Copy out the following lines word for word.

- Records for this task
(begin)

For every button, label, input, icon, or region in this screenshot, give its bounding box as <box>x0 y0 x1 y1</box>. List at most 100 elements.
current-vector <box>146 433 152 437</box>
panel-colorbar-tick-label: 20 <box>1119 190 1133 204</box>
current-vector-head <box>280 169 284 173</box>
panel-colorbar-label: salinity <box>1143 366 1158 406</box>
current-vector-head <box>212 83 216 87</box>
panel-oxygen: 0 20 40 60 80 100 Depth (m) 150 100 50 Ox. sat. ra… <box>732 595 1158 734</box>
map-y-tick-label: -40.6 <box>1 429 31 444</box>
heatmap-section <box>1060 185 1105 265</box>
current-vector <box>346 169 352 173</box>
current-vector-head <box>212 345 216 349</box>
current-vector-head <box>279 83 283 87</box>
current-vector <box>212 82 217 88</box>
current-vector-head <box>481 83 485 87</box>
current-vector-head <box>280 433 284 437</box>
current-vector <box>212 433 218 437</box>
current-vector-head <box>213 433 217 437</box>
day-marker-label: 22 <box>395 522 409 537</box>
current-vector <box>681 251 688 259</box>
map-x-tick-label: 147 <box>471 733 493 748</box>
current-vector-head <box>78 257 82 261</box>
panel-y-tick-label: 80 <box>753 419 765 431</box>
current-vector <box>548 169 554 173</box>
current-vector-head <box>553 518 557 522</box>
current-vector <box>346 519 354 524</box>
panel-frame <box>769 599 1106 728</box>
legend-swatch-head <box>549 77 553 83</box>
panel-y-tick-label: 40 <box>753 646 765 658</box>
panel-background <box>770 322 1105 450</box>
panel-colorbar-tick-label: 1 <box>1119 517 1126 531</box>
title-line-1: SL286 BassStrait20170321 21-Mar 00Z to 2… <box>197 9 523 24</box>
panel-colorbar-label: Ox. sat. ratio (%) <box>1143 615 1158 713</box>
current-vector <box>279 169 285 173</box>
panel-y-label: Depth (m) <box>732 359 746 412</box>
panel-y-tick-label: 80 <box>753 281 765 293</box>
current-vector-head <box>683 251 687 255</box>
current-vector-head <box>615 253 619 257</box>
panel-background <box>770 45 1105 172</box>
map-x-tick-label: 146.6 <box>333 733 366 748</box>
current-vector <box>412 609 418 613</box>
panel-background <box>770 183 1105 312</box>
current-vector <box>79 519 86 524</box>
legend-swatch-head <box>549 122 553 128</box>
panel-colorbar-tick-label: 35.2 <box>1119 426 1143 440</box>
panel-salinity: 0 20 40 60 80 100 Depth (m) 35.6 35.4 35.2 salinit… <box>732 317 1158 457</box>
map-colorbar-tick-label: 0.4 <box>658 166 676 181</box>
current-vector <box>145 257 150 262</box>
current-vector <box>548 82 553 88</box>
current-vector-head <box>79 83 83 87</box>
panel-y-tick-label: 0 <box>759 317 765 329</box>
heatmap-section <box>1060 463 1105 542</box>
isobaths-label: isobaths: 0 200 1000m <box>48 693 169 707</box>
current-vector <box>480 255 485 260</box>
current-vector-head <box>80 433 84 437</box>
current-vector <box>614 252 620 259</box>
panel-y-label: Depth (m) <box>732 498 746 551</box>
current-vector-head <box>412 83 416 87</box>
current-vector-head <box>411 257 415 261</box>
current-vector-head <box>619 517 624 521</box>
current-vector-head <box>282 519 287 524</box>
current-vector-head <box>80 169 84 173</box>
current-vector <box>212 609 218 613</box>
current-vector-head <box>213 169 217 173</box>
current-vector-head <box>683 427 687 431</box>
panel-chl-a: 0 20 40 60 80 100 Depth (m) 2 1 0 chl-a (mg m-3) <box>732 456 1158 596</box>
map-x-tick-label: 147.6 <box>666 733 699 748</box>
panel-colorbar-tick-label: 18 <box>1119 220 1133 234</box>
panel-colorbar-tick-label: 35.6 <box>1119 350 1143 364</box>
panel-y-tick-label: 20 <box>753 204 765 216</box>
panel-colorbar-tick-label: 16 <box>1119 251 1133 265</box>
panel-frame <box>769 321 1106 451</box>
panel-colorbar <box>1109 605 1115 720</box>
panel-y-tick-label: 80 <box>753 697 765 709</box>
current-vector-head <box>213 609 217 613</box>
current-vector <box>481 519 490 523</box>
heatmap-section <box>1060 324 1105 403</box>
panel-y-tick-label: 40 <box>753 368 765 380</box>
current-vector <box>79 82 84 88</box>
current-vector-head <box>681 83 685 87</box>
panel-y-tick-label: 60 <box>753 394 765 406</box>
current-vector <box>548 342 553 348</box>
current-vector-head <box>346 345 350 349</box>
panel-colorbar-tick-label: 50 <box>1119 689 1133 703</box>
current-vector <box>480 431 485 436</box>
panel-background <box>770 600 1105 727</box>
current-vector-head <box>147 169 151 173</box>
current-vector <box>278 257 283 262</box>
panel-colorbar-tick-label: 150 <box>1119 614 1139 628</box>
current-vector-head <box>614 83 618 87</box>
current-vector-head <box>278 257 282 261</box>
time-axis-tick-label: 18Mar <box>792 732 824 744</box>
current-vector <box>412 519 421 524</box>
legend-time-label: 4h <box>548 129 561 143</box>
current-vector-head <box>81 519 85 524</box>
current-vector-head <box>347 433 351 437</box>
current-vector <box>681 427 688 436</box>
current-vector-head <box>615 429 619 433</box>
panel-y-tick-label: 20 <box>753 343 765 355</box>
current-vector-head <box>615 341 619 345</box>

(end)

- Answer for the task
For every button, label, input, icon, or region in this screenshot, give its bounding box as <box>x0 y0 x1 y1</box>. List at most 100 elements.
current-vector <box>146 433 152 437</box>
panel-colorbar-tick-label: 20 <box>1119 190 1133 204</box>
current-vector-head <box>280 169 284 173</box>
panel-colorbar-label: salinity <box>1143 366 1158 406</box>
current-vector-head <box>212 83 216 87</box>
panel-oxygen: 0 20 40 60 80 100 Depth (m) 150 100 50 Ox. sat. ra… <box>732 595 1158 734</box>
map-y-tick-label: -40.6 <box>1 429 31 444</box>
heatmap-section <box>1060 185 1105 265</box>
current-vector <box>346 169 352 173</box>
current-vector-head <box>212 345 216 349</box>
current-vector-head <box>279 83 283 87</box>
current-vector <box>212 82 217 88</box>
current-vector-head <box>481 83 485 87</box>
current-vector-head <box>280 433 284 437</box>
current-vector <box>212 433 218 437</box>
current-vector-head <box>213 433 217 437</box>
day-marker-label: 22 <box>395 522 409 537</box>
current-vector <box>681 251 688 259</box>
map-x-tick-label: 147 <box>471 733 493 748</box>
current-vector-head <box>78 257 82 261</box>
panel-y-tick-label: 80 <box>753 419 765 431</box>
current-vector <box>548 169 554 173</box>
current-vector-head <box>553 518 557 522</box>
current-vector <box>346 519 354 524</box>
panel-frame <box>769 599 1106 728</box>
legend-swatch-head <box>549 77 553 83</box>
panel-y-tick-label: 40 <box>753 646 765 658</box>
panel-background <box>770 322 1105 450</box>
panel-colorbar-tick-label: 1 <box>1119 517 1126 531</box>
title-line-1: SL286 BassStrait20170321 21-Mar 00Z to 2… <box>197 9 523 24</box>
panel-colorbar-label: Ox. sat. ratio (%) <box>1143 615 1158 713</box>
current-vector <box>279 169 285 173</box>
panel-y-label: Depth (m) <box>732 359 746 412</box>
panel-y-tick-label: 80 <box>753 281 765 293</box>
current-vector-head <box>683 251 687 255</box>
current-vector-head <box>615 253 619 257</box>
panel-background <box>770 45 1105 172</box>
map-x-tick-label: 146.6 <box>333 733 366 748</box>
current-vector <box>412 609 418 613</box>
panel-background <box>770 183 1105 312</box>
current-vector <box>79 519 86 524</box>
legend-swatch-head <box>549 122 553 128</box>
panel-colorbar-tick-label: 35.2 <box>1119 426 1143 440</box>
panel-salinity: 0 20 40 60 80 100 Depth (m) 35.6 35.4 35.2 salinit… <box>732 317 1158 457</box>
map-colorbar-tick-label: 0.4 <box>658 166 676 181</box>
current-vector <box>145 257 150 262</box>
current-vector <box>548 82 553 88</box>
current-vector-head <box>79 83 83 87</box>
panel-y-tick-label: 0 <box>759 317 765 329</box>
heatmap-section <box>1060 463 1105 542</box>
isobaths-label: isobaths: 0 200 1000m <box>48 693 169 707</box>
current-vector <box>480 255 485 260</box>
current-vector-head <box>80 433 84 437</box>
current-vector <box>614 252 620 259</box>
panel-y-label: Depth (m) <box>732 498 746 551</box>
current-vector-head <box>412 83 416 87</box>
current-vector-head <box>411 257 415 261</box>
current-vector-head <box>619 517 624 521</box>
current-vector-head <box>282 519 287 524</box>
current-vector-head <box>80 169 84 173</box>
current-vector <box>212 609 218 613</box>
current-vector-head <box>213 169 217 173</box>
current-vector-head <box>683 427 687 431</box>
panel-chl-a: 0 20 40 60 80 100 Depth (m) 2 1 0 chl-a (mg m-3) <box>732 456 1158 596</box>
map-x-tick-label: 147.6 <box>666 733 699 748</box>
panel-colorbar-tick-label: 18 <box>1119 220 1133 234</box>
panel-colorbar-tick-label: 35.6 <box>1119 350 1143 364</box>
panel-y-tick-label: 20 <box>753 204 765 216</box>
panel-colorbar-tick-label: 16 <box>1119 251 1133 265</box>
panel-frame <box>769 321 1106 451</box>
panel-colorbar <box>1109 605 1115 720</box>
panel-y-tick-label: 80 <box>753 697 765 709</box>
current-vector-head <box>213 609 217 613</box>
current-vector <box>481 519 490 523</box>
heatmap-section <box>1060 324 1105 403</box>
panel-y-tick-label: 40 <box>753 368 765 380</box>
current-vector <box>79 82 84 88</box>
current-vector-head <box>681 83 685 87</box>
panel-y-tick-label: 60 <box>753 394 765 406</box>
current-vector <box>548 342 553 348</box>
current-vector-head <box>346 345 350 349</box>
panel-colorbar-tick-label: 50 <box>1119 689 1133 703</box>
current-vector <box>480 431 485 436</box>
panel-background <box>770 600 1105 727</box>
current-vector-head <box>147 169 151 173</box>
current-vector <box>278 257 283 262</box>
panel-colorbar-tick-label: 150 <box>1119 614 1139 628</box>
current-vector-head <box>614 83 618 87</box>
current-vector-head <box>278 257 282 261</box>
time-axis-tick-label: 18Mar <box>792 732 824 744</box>
current-vector <box>412 519 421 524</box>
legend-time-label: 4h <box>548 129 561 143</box>
current-vector-head <box>81 519 85 524</box>
current-vector-head <box>347 433 351 437</box>
current-vector <box>681 427 688 436</box>
current-vector-head <box>615 429 619 433</box>
panel-y-tick-label: 20 <box>753 343 765 355</box>
current-vector-head <box>615 341 619 345</box>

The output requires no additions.